▶ Task to carry out:
Locate every line that holds the string "Berlin" and copy it.

▶ Available records:
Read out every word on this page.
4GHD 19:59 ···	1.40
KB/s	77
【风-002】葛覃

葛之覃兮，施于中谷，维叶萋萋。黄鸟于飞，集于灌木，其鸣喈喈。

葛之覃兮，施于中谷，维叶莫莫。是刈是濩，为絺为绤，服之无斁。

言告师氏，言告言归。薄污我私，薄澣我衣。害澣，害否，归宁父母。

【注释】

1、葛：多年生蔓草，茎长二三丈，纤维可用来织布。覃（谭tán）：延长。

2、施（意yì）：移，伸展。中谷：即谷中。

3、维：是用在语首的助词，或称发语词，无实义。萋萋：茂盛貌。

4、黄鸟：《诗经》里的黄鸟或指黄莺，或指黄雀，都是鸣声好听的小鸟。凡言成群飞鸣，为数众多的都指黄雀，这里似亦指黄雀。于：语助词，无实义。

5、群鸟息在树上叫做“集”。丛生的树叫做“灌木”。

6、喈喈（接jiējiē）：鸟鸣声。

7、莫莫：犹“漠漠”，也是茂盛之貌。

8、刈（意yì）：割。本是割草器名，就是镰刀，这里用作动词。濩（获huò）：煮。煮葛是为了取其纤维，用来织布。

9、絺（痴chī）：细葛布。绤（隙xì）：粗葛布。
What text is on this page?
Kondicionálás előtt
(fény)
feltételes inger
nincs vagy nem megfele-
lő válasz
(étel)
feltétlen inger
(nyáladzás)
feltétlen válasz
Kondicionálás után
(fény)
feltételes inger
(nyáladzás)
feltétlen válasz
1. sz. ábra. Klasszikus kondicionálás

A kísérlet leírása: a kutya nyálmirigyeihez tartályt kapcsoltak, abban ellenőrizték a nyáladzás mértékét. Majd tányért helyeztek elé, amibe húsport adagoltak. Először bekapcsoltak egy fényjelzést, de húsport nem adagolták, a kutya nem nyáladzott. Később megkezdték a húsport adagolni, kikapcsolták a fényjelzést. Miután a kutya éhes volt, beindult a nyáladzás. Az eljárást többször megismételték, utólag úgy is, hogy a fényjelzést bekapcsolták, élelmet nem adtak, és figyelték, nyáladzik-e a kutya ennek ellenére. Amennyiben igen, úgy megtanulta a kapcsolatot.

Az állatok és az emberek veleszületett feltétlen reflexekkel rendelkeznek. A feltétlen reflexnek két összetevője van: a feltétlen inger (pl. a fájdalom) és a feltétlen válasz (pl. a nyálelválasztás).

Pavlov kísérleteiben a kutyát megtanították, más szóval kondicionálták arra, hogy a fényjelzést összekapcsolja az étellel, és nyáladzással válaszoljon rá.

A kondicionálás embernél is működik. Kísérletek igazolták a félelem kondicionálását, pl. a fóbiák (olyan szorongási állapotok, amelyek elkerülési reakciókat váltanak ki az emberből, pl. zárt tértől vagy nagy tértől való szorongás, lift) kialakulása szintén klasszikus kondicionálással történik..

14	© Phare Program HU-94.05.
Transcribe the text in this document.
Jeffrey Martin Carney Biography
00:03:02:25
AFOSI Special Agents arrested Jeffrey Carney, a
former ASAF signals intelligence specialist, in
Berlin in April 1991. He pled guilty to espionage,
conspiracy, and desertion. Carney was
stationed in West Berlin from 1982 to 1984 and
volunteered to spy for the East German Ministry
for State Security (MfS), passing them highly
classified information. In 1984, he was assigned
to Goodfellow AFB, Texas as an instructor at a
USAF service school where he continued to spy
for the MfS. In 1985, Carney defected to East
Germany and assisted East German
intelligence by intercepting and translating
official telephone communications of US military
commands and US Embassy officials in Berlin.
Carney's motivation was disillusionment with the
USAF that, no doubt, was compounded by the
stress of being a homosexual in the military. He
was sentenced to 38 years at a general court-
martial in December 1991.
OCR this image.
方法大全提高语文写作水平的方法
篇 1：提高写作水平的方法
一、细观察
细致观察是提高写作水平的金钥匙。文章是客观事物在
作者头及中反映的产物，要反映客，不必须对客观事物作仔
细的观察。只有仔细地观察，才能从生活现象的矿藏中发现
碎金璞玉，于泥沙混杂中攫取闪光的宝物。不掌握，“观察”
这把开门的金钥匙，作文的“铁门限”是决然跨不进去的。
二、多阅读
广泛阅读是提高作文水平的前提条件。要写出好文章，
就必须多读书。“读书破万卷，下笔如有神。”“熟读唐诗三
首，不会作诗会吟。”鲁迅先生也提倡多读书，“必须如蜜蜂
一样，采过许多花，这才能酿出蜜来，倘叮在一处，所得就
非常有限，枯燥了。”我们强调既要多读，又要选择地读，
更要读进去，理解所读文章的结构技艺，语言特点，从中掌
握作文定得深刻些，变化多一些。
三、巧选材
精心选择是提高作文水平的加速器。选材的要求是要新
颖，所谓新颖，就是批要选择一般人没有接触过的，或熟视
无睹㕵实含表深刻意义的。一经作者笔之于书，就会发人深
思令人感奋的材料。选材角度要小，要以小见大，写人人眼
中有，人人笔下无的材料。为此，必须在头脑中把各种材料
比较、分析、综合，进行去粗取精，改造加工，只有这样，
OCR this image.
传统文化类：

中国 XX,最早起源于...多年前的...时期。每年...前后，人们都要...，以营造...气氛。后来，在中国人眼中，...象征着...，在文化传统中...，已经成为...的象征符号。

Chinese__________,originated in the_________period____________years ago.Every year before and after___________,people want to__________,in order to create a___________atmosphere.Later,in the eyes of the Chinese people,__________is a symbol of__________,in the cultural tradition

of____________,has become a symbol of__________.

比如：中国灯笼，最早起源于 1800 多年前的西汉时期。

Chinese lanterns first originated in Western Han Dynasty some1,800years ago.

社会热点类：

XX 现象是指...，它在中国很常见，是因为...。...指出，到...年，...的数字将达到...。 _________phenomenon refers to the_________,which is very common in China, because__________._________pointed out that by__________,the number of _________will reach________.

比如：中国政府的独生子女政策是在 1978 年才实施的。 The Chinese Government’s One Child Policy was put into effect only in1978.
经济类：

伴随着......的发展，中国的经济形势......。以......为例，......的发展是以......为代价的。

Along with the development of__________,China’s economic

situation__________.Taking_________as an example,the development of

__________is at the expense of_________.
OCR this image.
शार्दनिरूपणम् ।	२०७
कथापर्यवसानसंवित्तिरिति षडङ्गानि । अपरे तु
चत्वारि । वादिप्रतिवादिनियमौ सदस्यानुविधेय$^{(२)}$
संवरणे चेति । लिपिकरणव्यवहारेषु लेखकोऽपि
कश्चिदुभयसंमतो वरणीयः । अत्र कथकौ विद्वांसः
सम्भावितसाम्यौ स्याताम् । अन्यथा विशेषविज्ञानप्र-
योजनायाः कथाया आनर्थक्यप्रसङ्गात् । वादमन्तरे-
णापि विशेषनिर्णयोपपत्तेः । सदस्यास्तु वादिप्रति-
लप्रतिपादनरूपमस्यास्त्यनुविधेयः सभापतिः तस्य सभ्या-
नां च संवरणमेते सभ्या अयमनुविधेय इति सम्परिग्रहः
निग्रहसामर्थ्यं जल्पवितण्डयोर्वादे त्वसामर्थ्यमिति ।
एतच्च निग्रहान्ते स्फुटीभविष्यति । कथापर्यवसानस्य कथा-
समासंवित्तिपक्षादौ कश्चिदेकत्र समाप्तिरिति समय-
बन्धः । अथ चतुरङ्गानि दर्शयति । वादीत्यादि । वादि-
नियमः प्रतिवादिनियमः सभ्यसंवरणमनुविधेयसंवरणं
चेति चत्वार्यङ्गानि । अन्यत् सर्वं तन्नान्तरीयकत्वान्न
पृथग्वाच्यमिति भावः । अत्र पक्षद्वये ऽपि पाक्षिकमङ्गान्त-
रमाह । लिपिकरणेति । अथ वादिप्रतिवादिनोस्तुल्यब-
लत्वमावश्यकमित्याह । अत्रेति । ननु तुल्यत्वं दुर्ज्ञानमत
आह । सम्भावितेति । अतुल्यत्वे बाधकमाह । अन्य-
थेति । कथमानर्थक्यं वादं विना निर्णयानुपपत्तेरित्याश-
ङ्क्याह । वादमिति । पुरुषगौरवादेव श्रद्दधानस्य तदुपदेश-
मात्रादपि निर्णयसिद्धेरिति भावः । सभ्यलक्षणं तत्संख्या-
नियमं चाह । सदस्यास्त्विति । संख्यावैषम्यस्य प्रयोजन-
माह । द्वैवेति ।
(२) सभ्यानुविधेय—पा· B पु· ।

▶ Output below:
Berlin in April 1991. He pled guilty to espionage,
stationed in West Berlin from 1982 to 1984 and
commands and US Embassy officials in Berlin.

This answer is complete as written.